SET TASK = Using the data below, copy each line that includes the word "JSON".

[Records that describe figures]
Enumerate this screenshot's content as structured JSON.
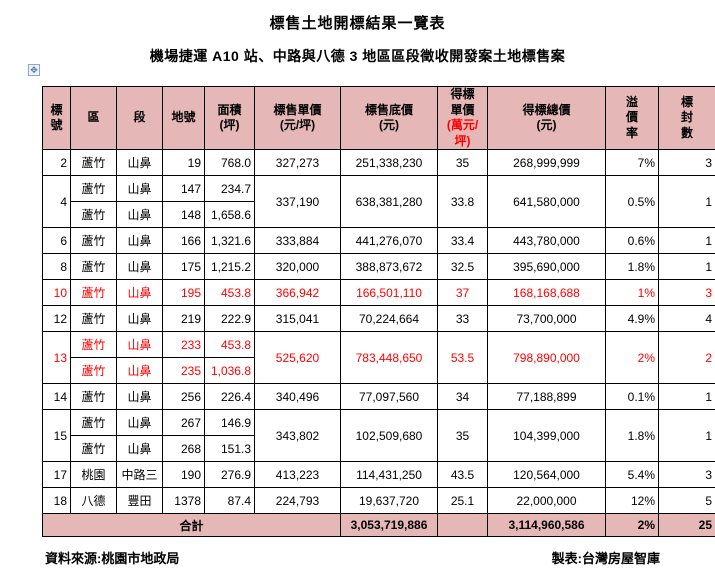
{
  "page": {
    "title": "標售土地開標結果一覽表",
    "subtitle": "機場捷運 A10 站、中路與八德 3 地區區段徵收開發案土地標售案",
    "footer_source": "資料來源:桃園市地政局",
    "footer_credit": "製表:台灣房屋智庫"
  },
  "colors": {
    "header_bg": "#e5b8b7",
    "total_bg": "#e5b8b7",
    "red_text": "#ff0000",
    "border": "#000000"
  },
  "table": {
    "headers": [
      {
        "text": "標\n號"
      },
      {
        "text": "區"
      },
      {
        "text": "段"
      },
      {
        "text": "地號"
      },
      {
        "text": "面積\n(坪)"
      },
      {
        "text": "標售單價\n(元/坪)"
      },
      {
        "text": "標售底價\n(元)"
      },
      {
        "text": "得標\n單價",
        "sub": "(萬元/坪)"
      },
      {
        "text": "得標總價\n(元)"
      },
      {
        "text": "溢\n價\n率"
      },
      {
        "text": "標\n封\n數"
      }
    ],
    "rows": [
      {
        "bid_no": "2",
        "red": false,
        "parcels": [
          {
            "district": "蘆竹",
            "section": "山鼻",
            "lot": "19",
            "area": "768.0"
          }
        ],
        "unit_price": "327,273",
        "floor_price": "251,338,230",
        "win_unit": "35",
        "win_total": "268,999,999",
        "premium": "7%",
        "bids": "3"
      },
      {
        "bid_no": "4",
        "red": false,
        "parcels": [
          {
            "district": "蘆竹",
            "section": "山鼻",
            "lot": "147",
            "area": "234.7"
          },
          {
            "district": "蘆竹",
            "section": "山鼻",
            "lot": "148",
            "area": "1,658.6"
          }
        ],
        "unit_price": "337,190",
        "floor_price": "638,381,280",
        "win_unit": "33.8",
        "win_total": "641,580,000",
        "premium": "0.5%",
        "bids": "1"
      },
      {
        "bid_no": "6",
        "red": false,
        "parcels": [
          {
            "district": "蘆竹",
            "section": "山鼻",
            "lot": "166",
            "area": "1,321.6"
          }
        ],
        "unit_price": "333,884",
        "floor_price": "441,276,070",
        "win_unit": "33.4",
        "win_total": "443,780,000",
        "premium": "0.6%",
        "bids": "1"
      },
      {
        "bid_no": "8",
        "red": false,
        "parcels": [
          {
            "district": "蘆竹",
            "section": "山鼻",
            "lot": "175",
            "area": "1,215.2"
          }
        ],
        "unit_price": "320,000",
        "floor_price": "388,873,672",
        "win_unit": "32.5",
        "win_total": "395,690,000",
        "premium": "1.8%",
        "bids": "1"
      },
      {
        "bid_no": "10",
        "red": true,
        "parcels": [
          {
            "district": "蘆竹",
            "section": "山鼻",
            "lot": "195",
            "area": "453.8"
          }
        ],
        "unit_price": "366,942",
        "floor_price": "166,501,110",
        "win_unit": "37",
        "win_total": "168,168,688",
        "premium": "1%",
        "bids": "3"
      },
      {
        "bid_no": "12",
        "red": false,
        "parcels": [
          {
            "district": "蘆竹",
            "section": "山鼻",
            "lot": "219",
            "area": "222.9"
          }
        ],
        "unit_price": "315,041",
        "floor_price": "70,224,664",
        "win_unit": "33",
        "win_total": "73,700,000",
        "premium": "4.9%",
        "bids": "4"
      },
      {
        "bid_no": "13",
        "red": true,
        "parcels": [
          {
            "district": "蘆竹",
            "section": "山鼻",
            "lot": "233",
            "area": "453.8"
          },
          {
            "district": "蘆竹",
            "section": "山鼻",
            "lot": "235",
            "area": "1,036.8"
          }
        ],
        "unit_price": "525,620",
        "floor_price": "783,448,650",
        "win_unit": "53.5",
        "win_total": "798,890,000",
        "premium": "2%",
        "bids": "2"
      },
      {
        "bid_no": "14",
        "red": false,
        "parcels": [
          {
            "district": "蘆竹",
            "section": "山鼻",
            "lot": "256",
            "area": "226.4"
          }
        ],
        "unit_price": "340,496",
        "floor_price": "77,097,560",
        "win_unit": "34",
        "win_total": "77,188,899",
        "premium": "0.1%",
        "bids": "1"
      },
      {
        "bid_no": "15",
        "red": false,
        "parcels": [
          {
            "district": "蘆竹",
            "section": "山鼻",
            "lot": "267",
            "area": "146.9"
          },
          {
            "district": "蘆竹",
            "section": "山鼻",
            "lot": "268",
            "area": "151.3"
          }
        ],
        "unit_price": "343,802",
        "floor_price": "102,509,680",
        "win_unit": "35",
        "win_total": "104,399,000",
        "premium": "1.8%",
        "bids": "1"
      },
      {
        "bid_no": "17",
        "red": false,
        "parcels": [
          {
            "district": "桃園",
            "section": "中路三",
            "lot": "190",
            "area": "276.9"
          }
        ],
        "unit_price": "413,223",
        "floor_price": "114,431,250",
        "win_unit": "43.5",
        "win_total": "120,564,000",
        "premium": "5.4%",
        "bids": "3"
      },
      {
        "bid_no": "18",
        "red": false,
        "parcels": [
          {
            "district": "八德",
            "section": "豐田",
            "lot": "1378",
            "area": "87.4"
          }
        ],
        "unit_price": "224,793",
        "floor_price": "19,637,720",
        "win_unit": "25.1",
        "win_total": "22,000,000",
        "premium": "12%",
        "bids": "5"
      }
    ],
    "total": {
      "label": "合計",
      "floor_price": "3,053,719,886",
      "win_unit": "",
      "win_total": "3,114,960,586",
      "premium": "2%",
      "bids": "25"
    }
  }
}
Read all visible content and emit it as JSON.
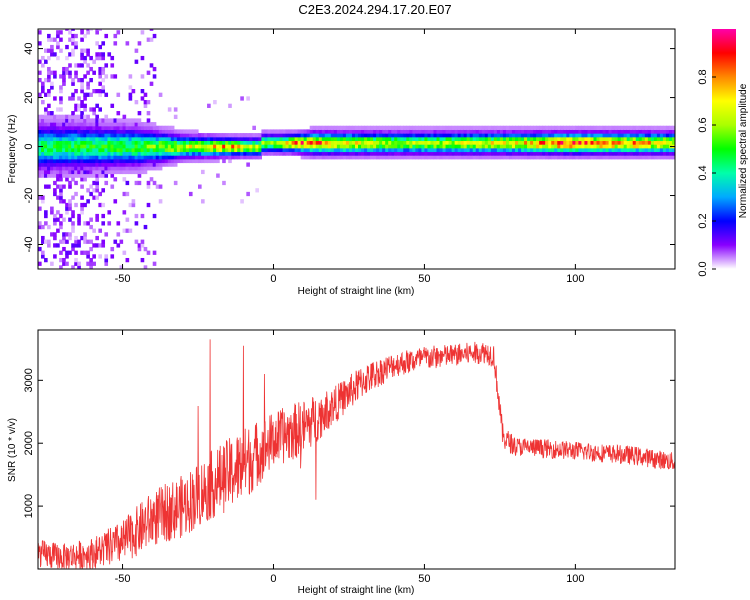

RESULT OF THIS EXERCISE =
Enumerate this screenshot's content as structured JSON.
Read all visible content and emit it as JSON.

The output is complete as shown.